* START INPUT MATERIAL *
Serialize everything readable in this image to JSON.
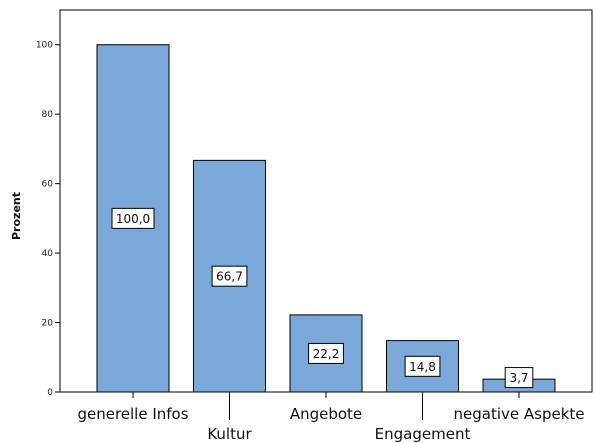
{
  "chart_data": {
    "type": "bar",
    "categories": [
      "generelle Infos",
      "Kultur",
      "Angebote",
      "Engagement",
      "negative Aspekte"
    ],
    "values": [
      100.0,
      66.7,
      22.2,
      14.8,
      3.7
    ],
    "value_labels": [
      "100,0",
      "66,7",
      "22,2",
      "14,8",
      "3,7"
    ],
    "ylabel": "Prozent",
    "xlabel": "",
    "title": "",
    "ylim": [
      0,
      110
    ],
    "yticks": [
      0,
      20,
      40,
      60,
      80,
      100
    ],
    "grid": false,
    "bar_color": "#7aa8d8",
    "bar_edge_color": "#000000",
    "label_box_color": "#ffffff"
  }
}
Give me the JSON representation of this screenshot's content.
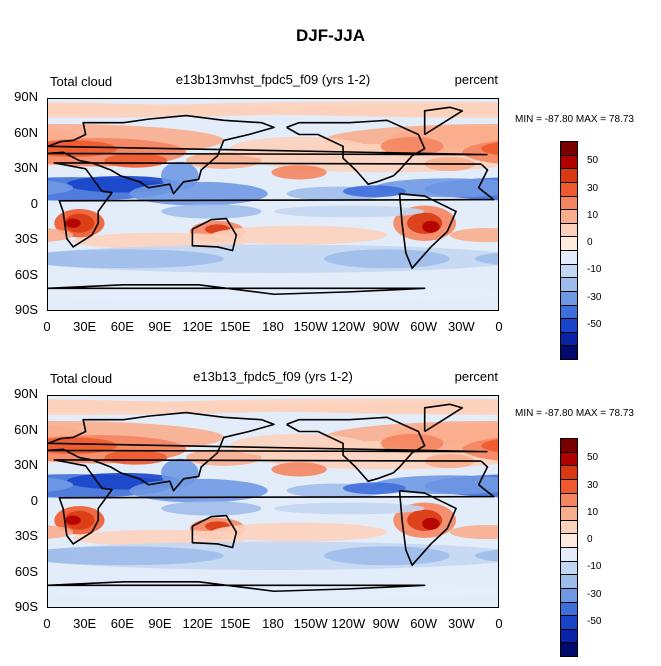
{
  "title": "DJF-JJA",
  "panels": [
    {
      "left_label": "Total cloud",
      "center_label": "e13b13mvhst_fpdc5_f09 (yrs 1-2)",
      "right_label": "percent",
      "minmax": "MIN = -87.80  MAX =  78.73"
    },
    {
      "left_label": "Total cloud",
      "center_label": "e13b13_fpdc5_f09 (yrs 1-2)",
      "right_label": "percent",
      "minmax": "MIN = -87.80  MAX =  78.73"
    }
  ],
  "lat_ticks": [
    "90N",
    "60N",
    "30N",
    "0",
    "30S",
    "60S",
    "90S"
  ],
  "lon_ticks": [
    "0",
    "30E",
    "60E",
    "90E",
    "120E",
    "150E",
    "180",
    "150W",
    "120W",
    "90W",
    "60W",
    "30W",
    "0"
  ],
  "colorbar": {
    "labels": [
      "50",
      "30",
      "10",
      "0",
      "-10",
      "-30",
      "-50"
    ],
    "colors": [
      "#7a0000",
      "#b20000",
      "#d93a12",
      "#ee5a2e",
      "#f58560",
      "#f9ad8d",
      "#fcd1bc",
      "#fdebe0",
      "#e3edf9",
      "#c3d6f2",
      "#9ebdeb",
      "#6f99e3",
      "#3f6fda",
      "#1744c9",
      "#0a22a5",
      "#030a6e"
    ]
  }
}
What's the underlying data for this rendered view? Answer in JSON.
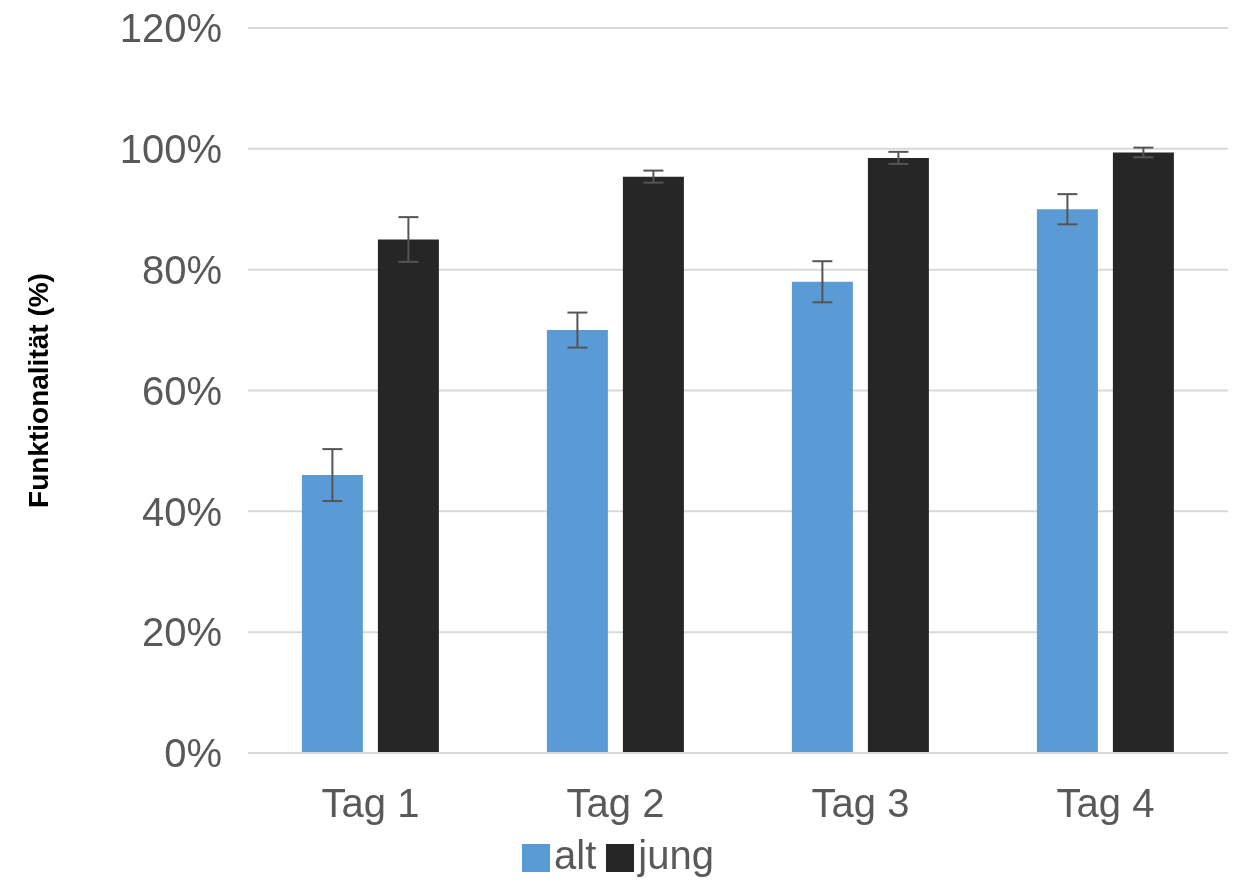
{
  "chart_data": {
    "type": "bar",
    "ylabel": "Funktionalität (%)",
    "categories": [
      "Tag 1",
      "Tag 2",
      "Tag 3",
      "Tag 4"
    ],
    "series": [
      {
        "name": "alt",
        "color": "#5b9bd5",
        "values": [
          46,
          70,
          78,
          90
        ],
        "errors": [
          4.3,
          2.9,
          3.4,
          2.5
        ]
      },
      {
        "name": "jung",
        "color": "#262626",
        "values": [
          85,
          95.4,
          98.5,
          99.4
        ],
        "errors": [
          3.7,
          1,
          1,
          0.8
        ]
      }
    ],
    "ylim": [
      0,
      120
    ],
    "yticks": [
      {
        "value": 0,
        "label": "0%"
      },
      {
        "value": 20,
        "label": "20%"
      },
      {
        "value": 40,
        "label": "40%"
      },
      {
        "value": 60,
        "label": "60%"
      },
      {
        "value": 80,
        "label": "80%"
      },
      {
        "value": 100,
        "label": "100%"
      },
      {
        "value": 120,
        "label": "120%"
      }
    ],
    "grid": "y",
    "legend": "bottom"
  }
}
* END INPUT MATERIAL *
**YOUR INSTRUCTIONS:**
Each record above must be returned exactly as written, with its pictures omitted.

**COMPLETE RESPONSE:**
Serialize everything readable in this image to JSON.
{
  "chart_data": {
    "type": "bar",
    "categories": [
      "generelle Infos",
      "Kultur",
      "Angebote",
      "Engagement",
      "negative Aspekte"
    ],
    "values": [
      100.0,
      66.7,
      22.2,
      14.8,
      3.7
    ],
    "value_labels": [
      "100,0",
      "66,7",
      "22,2",
      "14,8",
      "3,7"
    ],
    "ylabel": "Prozent",
    "xlabel": "",
    "title": "",
    "ylim": [
      0,
      110
    ],
    "yticks": [
      0,
      20,
      40,
      60,
      80,
      100
    ],
    "grid": false,
    "bar_color": "#7aa8d8",
    "bar_edge_color": "#000000",
    "label_box_color": "#ffffff"
  }
}
Give me the JSON representation of this screenshot's content.
{
  "title": "DJF-JJA",
  "panels": [
    {
      "left_label": "Total cloud",
      "center_label": "e13b13mvhst_fpdc5_f09 (yrs 1-2)",
      "right_label": "percent",
      "minmax": "MIN = -87.80  MAX =  78.73"
    },
    {
      "left_label": "Total cloud",
      "center_label": "e13b13_fpdc5_f09 (yrs 1-2)",
      "right_label": "percent",
      "minmax": "MIN = -87.80  MAX =  78.73"
    }
  ],
  "lat_ticks": [
    "90N",
    "60N",
    "30N",
    "0",
    "30S",
    "60S",
    "90S"
  ],
  "lon_ticks": [
    "0",
    "30E",
    "60E",
    "90E",
    "120E",
    "150E",
    "180",
    "150W",
    "120W",
    "90W",
    "60W",
    "30W",
    "0"
  ],
  "colorbar": {
    "labels": [
      "50",
      "30",
      "10",
      "0",
      "-10",
      "-30",
      "-50"
    ],
    "colors": [
      "#7a0000",
      "#b20000",
      "#d93a12",
      "#ee5a2e",
      "#f58560",
      "#f9ad8d",
      "#fcd1bc",
      "#fdebe0",
      "#e3edf9",
      "#c3d6f2",
      "#9ebdeb",
      "#6f99e3",
      "#3f6fda",
      "#1744c9",
      "#0a22a5",
      "#030a6e"
    ]
  }
}
What's the underlying data for this rendered view? Answer in JSON.
{
  "chart_data": {
    "type": "bar",
    "ylabel": "Funktionalität (%)",
    "categories": [
      "Tag 1",
      "Tag 2",
      "Tag 3",
      "Tag 4"
    ],
    "series": [
      {
        "name": "alt",
        "color": "#5b9bd5",
        "values": [
          46,
          70,
          78,
          90
        ],
        "errors": [
          4.3,
          2.9,
          3.4,
          2.5
        ]
      },
      {
        "name": "jung",
        "color": "#262626",
        "values": [
          85,
          95.4,
          98.5,
          99.4
        ],
        "errors": [
          3.7,
          1,
          1,
          0.8
        ]
      }
    ],
    "ylim": [
      0,
      120
    ],
    "yticks": [
      {
        "value": 0,
        "label": "0%"
      },
      {
        "value": 20,
        "label": "20%"
      },
      {
        "value": 40,
        "label": "40%"
      },
      {
        "value": 60,
        "label": "60%"
      },
      {
        "value": 80,
        "label": "80%"
      },
      {
        "value": 100,
        "label": "100%"
      },
      {
        "value": 120,
        "label": "120%"
      }
    ],
    "grid": "y",
    "legend": "bottom"
  }
}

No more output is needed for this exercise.